About this exercise:
Whatever the data contains, copy all of it exactly.

[Records contained in a dataset]
------

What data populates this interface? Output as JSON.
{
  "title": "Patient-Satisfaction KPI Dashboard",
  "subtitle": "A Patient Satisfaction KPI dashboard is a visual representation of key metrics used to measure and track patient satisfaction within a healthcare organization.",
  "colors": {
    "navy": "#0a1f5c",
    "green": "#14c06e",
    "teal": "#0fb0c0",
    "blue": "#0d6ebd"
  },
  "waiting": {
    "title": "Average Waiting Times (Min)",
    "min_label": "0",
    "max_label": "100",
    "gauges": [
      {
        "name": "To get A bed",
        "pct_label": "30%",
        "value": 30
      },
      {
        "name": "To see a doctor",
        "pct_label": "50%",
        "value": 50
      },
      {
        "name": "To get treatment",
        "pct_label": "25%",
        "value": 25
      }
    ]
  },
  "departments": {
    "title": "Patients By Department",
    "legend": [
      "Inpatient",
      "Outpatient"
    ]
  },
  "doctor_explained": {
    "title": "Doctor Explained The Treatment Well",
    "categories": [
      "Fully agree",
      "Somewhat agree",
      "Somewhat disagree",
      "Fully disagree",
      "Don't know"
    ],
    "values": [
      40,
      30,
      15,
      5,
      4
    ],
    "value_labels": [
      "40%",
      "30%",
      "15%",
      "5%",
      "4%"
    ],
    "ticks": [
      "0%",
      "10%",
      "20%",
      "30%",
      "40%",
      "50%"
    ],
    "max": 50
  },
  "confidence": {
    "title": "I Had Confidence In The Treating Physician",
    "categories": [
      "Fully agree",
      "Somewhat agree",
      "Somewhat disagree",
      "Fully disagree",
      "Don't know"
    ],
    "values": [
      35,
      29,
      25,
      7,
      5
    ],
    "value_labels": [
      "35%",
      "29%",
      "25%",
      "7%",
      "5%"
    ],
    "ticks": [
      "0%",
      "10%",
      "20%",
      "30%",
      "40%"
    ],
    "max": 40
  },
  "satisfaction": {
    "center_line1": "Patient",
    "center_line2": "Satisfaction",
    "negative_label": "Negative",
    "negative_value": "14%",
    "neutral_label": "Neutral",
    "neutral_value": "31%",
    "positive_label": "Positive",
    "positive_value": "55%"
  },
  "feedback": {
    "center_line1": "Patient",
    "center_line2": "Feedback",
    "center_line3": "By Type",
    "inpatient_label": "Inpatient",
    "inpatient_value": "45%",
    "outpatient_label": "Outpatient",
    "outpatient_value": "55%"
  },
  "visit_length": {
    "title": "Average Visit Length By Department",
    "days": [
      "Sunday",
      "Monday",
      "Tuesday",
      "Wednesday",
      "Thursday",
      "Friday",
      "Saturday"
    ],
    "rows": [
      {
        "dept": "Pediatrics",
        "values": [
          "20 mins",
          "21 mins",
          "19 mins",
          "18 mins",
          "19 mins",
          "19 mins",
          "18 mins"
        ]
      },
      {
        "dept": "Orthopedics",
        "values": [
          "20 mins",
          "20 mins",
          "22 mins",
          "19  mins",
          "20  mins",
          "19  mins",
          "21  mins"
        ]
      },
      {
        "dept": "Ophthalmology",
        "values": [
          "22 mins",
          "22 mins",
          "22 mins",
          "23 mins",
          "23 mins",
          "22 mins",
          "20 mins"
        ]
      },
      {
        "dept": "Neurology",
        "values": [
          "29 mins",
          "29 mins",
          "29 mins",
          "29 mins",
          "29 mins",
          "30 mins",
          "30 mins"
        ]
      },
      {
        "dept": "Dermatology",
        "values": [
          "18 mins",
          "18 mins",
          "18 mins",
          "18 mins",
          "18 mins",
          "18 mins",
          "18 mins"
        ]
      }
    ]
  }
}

------

Response:
What data populates this interface? Output as JSON.
{
  "title": "Patient-Satisfaction KPI Dashboard",
  "subtitle": "A Patient Satisfaction KPI dashboard is a visual representation of key metrics used to measure and track patient satisfaction within a healthcare organization.",
  "colors": {
    "navy": "#0a1f5c",
    "green": "#14c06e",
    "teal": "#0fb0c0",
    "blue": "#0d6ebd"
  },
  "waiting": {
    "title": "Average Waiting Times (Min)",
    "min_label": "0",
    "max_label": "100",
    "gauges": [
      {
        "name": "To get A bed",
        "pct_label": "30%",
        "value": 30
      },
      {
        "name": "To see a doctor",
        "pct_label": "50%",
        "value": 50
      },
      {
        "name": "To get treatment",
        "pct_label": "25%",
        "value": 25
      }
    ]
  },
  "departments": {
    "title": "Patients By Department",
    "legend": [
      "Inpatient",
      "Outpatient"
    ]
  },
  "doctor_explained": {
    "title": "Doctor Explained The Treatment Well",
    "categories": [
      "Fully agree",
      "Somewhat agree",
      "Somewhat disagree",
      "Fully disagree",
      "Don't know"
    ],
    "values": [
      40,
      30,
      15,
      5,
      4
    ],
    "value_labels": [
      "40%",
      "30%",
      "15%",
      "5%",
      "4%"
    ],
    "ticks": [
      "0%",
      "10%",
      "20%",
      "30%",
      "40%",
      "50%"
    ],
    "max": 50
  },
  "confidence": {
    "title": "I Had Confidence In The Treating Physician",
    "categories": [
      "Fully agree",
      "Somewhat agree",
      "Somewhat disagree",
      "Fully disagree",
      "Don't know"
    ],
    "values": [
      35,
      29,
      25,
      7,
      5
    ],
    "value_labels": [
      "35%",
      "29%",
      "25%",
      "7%",
      "5%"
    ],
    "ticks": [
      "0%",
      "10%",
      "20%",
      "30%",
      "40%"
    ],
    "max": 40
  },
  "satisfaction": {
    "center_line1": "Patient",
    "center_line2": "Satisfaction",
    "negative_label": "Negative",
    "negative_value": "14%",
    "neutral_label": "Neutral",
    "neutral_value": "31%",
    "positive_label": "Positive",
    "positive_value": "55%"
  },
  "feedback": {
    "center_line1": "Patient",
    "center_line2": "Feedback",
    "center_line3": "By Type",
    "inpatient_label": "Inpatient",
    "inpatient_value": "45%",
    "outpatient_label": "Outpatient",
    "outpatient_value": "55%"
  },
  "visit_length": {
    "title": "Average Visit Length By Department",
    "days": [
      "Sunday",
      "Monday",
      "Tuesday",
      "Wednesday",
      "Thursday",
      "Friday",
      "Saturday"
    ],
    "rows": [
      {
        "dept": "Pediatrics",
        "values": [
          "20 mins",
          "21 mins",
          "19 mins",
          "18 mins",
          "19 mins",
          "19 mins",
          "18 mins"
        ]
      },
      {
        "dept": "Orthopedics",
        "values": [
          "20 mins",
          "20 mins",
          "22 mins",
          "19  mins",
          "20  mins",
          "19  mins",
          "21  mins"
        ]
      },
      {
        "dept": "Ophthalmology",
        "values": [
          "22 mins",
          "22 mins",
          "22 mins",
          "23 mins",
          "23 mins",
          "22 mins",
          "20 mins"
        ]
      },
      {
        "dept": "Neurology",
        "values": [
          "29 mins",
          "29 mins",
          "29 mins",
          "29 mins",
          "29 mins",
          "30 mins",
          "30 mins"
        ]
      },
      {
        "dept": "Dermatology",
        "values": [
          "18 mins",
          "18 mins",
          "18 mins",
          "18 mins",
          "18 mins",
          "18 mins",
          "18 mins"
        ]
      }
    ]
  }
}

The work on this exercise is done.